___ Dataset excerpts

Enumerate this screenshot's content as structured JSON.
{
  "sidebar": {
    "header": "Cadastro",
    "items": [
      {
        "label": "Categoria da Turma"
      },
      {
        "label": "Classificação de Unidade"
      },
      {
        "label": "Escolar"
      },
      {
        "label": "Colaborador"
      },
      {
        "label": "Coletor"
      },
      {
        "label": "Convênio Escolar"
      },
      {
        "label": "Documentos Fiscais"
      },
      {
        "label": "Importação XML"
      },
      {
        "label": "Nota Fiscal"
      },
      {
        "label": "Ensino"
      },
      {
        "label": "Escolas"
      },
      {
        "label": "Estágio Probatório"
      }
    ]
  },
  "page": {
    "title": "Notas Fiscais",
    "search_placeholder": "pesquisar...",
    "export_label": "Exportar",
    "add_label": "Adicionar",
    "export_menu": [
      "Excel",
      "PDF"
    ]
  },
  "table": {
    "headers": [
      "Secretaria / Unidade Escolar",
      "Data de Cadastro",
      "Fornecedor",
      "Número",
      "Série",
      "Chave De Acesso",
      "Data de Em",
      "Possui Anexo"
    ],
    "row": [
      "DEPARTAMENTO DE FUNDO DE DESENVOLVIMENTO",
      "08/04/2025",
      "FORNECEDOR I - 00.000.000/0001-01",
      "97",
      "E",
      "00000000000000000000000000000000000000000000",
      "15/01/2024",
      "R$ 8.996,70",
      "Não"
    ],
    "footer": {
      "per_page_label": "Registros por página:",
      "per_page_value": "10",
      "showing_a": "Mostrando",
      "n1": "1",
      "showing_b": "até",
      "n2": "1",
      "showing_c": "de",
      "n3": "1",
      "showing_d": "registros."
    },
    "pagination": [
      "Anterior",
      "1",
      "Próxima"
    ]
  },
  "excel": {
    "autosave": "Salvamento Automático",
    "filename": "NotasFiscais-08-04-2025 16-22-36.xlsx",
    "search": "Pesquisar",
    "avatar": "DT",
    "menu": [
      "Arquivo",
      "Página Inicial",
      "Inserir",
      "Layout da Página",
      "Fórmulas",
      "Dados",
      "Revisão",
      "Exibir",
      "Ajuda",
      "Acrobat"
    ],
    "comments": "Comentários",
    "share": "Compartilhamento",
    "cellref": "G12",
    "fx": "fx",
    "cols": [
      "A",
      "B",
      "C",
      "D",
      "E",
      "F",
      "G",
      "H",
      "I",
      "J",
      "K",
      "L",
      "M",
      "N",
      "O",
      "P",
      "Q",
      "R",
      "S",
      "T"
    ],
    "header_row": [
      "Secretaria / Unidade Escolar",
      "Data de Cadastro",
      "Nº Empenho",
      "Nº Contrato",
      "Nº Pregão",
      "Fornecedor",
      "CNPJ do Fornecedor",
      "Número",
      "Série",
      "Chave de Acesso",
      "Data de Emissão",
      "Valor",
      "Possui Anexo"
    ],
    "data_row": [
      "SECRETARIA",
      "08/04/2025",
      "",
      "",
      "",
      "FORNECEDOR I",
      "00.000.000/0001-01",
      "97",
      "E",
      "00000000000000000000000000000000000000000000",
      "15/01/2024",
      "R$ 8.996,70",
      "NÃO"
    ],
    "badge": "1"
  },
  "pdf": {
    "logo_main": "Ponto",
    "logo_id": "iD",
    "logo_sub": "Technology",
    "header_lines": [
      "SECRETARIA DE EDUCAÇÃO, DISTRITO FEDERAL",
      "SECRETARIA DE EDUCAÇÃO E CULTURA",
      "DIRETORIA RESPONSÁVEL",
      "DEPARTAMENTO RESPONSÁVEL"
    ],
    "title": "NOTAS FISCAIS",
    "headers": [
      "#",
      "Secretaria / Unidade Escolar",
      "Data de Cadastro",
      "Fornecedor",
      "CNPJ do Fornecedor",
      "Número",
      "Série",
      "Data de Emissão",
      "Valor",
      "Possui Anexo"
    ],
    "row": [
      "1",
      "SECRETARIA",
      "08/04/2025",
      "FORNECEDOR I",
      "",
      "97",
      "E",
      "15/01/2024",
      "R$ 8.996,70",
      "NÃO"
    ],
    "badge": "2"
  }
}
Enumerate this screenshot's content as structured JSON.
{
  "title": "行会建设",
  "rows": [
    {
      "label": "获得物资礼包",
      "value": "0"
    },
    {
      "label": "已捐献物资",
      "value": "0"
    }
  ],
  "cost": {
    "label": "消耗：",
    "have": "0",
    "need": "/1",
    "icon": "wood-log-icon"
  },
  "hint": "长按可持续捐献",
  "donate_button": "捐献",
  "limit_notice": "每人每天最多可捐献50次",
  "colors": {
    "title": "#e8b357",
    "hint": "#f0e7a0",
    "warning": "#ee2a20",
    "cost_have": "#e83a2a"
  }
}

______

- _To do_
Return all of the above records exactly, leaving no line out.

- _Answer to the problem_
Enumerate this screenshot's content as structured JSON.
{
  "sidebar": {
    "header": "Cadastro",
    "items": [
      {
        "label": "Categoria da Turma"
      },
      {
        "label": "Classificação de Unidade"
      },
      {
        "label": "Escolar"
      },
      {
        "label": "Colaborador"
      },
      {
        "label": "Coletor"
      },
      {
        "label": "Convênio Escolar"
      },
      {
        "label": "Documentos Fiscais"
      },
      {
        "label": "Importação XML"
      },
      {
        "label": "Nota Fiscal"
      },
      {
        "label": "Ensino"
      },
      {
        "label": "Escolas"
      },
      {
        "label": "Estágio Probatório"
      }
    ]
  },
  "page": {
    "title": "Notas Fiscais",
    "search_placeholder": "pesquisar...",
    "export_label": "Exportar",
    "add_label": "Adicionar",
    "export_menu": [
      "Excel",
      "PDF"
    ]
  },
  "table": {
    "headers": [
      "Secretaria / Unidade Escolar",
      "Data de Cadastro",
      "Fornecedor",
      "Número",
      "Série",
      "Chave De Acesso",
      "Data de Em",
      "Possui Anexo"
    ],
    "row": [
      "DEPARTAMENTO DE FUNDO DE DESENVOLVIMENTO",
      "08/04/2025",
      "FORNECEDOR I - 00.000.000/0001-01",
      "97",
      "E",
      "00000000000000000000000000000000000000000000",
      "15/01/2024",
      "R$ 8.996,70",
      "Não"
    ],
    "footer": {
      "per_page_label": "Registros por página:",
      "per_page_value": "10",
      "showing_a": "Mostrando",
      "n1": "1",
      "showing_b": "até",
      "n2": "1",
      "showing_c": "de",
      "n3": "1",
      "showing_d": "registros."
    },
    "pagination": [
      "Anterior",
      "1",
      "Próxima"
    ]
  },
  "excel": {
    "autosave": "Salvamento Automático",
    "filename": "NotasFiscais-08-04-2025 16-22-36.xlsx",
    "search": "Pesquisar",
    "avatar": "DT",
    "menu": [
      "Arquivo",
      "Página Inicial",
      "Inserir",
      "Layout da Página",
      "Fórmulas",
      "Dados",
      "Revisão",
      "Exibir",
      "Ajuda",
      "Acrobat"
    ],
    "comments": "Comentários",
    "share": "Compartilhamento",
    "cellref": "G12",
    "fx": "fx",
    "cols": [
      "A",
      "B",
      "C",
      "D",
      "E",
      "F",
      "G",
      "H",
      "I",
      "J",
      "K",
      "L",
      "M",
      "N",
      "O",
      "P",
      "Q",
      "R",
      "S",
      "T"
    ],
    "header_row": [
      "Secretaria / Unidade Escolar",
      "Data de Cadastro",
      "Nº Empenho",
      "Nº Contrato",
      "Nº Pregão",
      "Fornecedor",
      "CNPJ do Fornecedor",
      "Número",
      "Série",
      "Chave de Acesso",
      "Data de Emissão",
      "Valor",
      "Possui Anexo"
    ],
    "data_row": [
      "SECRETARIA",
      "08/04/2025",
      "",
      "",
      "",
      "FORNECEDOR I",
      "00.000.000/0001-01",
      "97",
      "E",
      "00000000000000000000000000000000000000000000",
      "15/01/2024",
      "R$ 8.996,70",
      "NÃO"
    ],
    "badge": "1"
  },
  "pdf": {
    "logo_main": "Ponto",
    "logo_id": "iD",
    "logo_sub": "Technology",
    "header_lines": [
      "SECRETARIA DE EDUCAÇÃO, DISTRITO FEDERAL",
      "SECRETARIA DE EDUCAÇÃO E CULTURA",
      "DIRETORIA RESPONSÁVEL",
      "DEPARTAMENTO RESPONSÁVEL"
    ],
    "title": "NOTAS FISCAIS",
    "headers": [
      "#",
      "Secretaria / Unidade Escolar",
      "Data de Cadastro",
      "Fornecedor",
      "CNPJ do Fornecedor",
      "Número",
      "Série",
      "Data de Emissão",
      "Valor",
      "Possui Anexo"
    ],
    "row": [
      "1",
      "SECRETARIA",
      "08/04/2025",
      "FORNECEDOR I",
      "",
      "97",
      "E",
      "15/01/2024",
      "R$ 8.996,70",
      "NÃO"
    ],
    "badge": "2"
  }
}
Enumerate this screenshot's content as structured JSON.
{
  "title": "行会建设",
  "rows": [
    {
      "label": "获得物资礼包",
      "value": "0"
    },
    {
      "label": "已捐献物资",
      "value": "0"
    }
  ],
  "cost": {
    "label": "消耗：",
    "have": "0",
    "need": "/1",
    "icon": "wood-log-icon"
  },
  "hint": "长按可持续捐献",
  "donate_button": "捐献",
  "limit_notice": "每人每天最多可捐献50次",
  "colors": {
    "title": "#e8b357",
    "hint": "#f0e7a0",
    "warning": "#ee2a20",
    "cost_have": "#e83a2a"
  }
}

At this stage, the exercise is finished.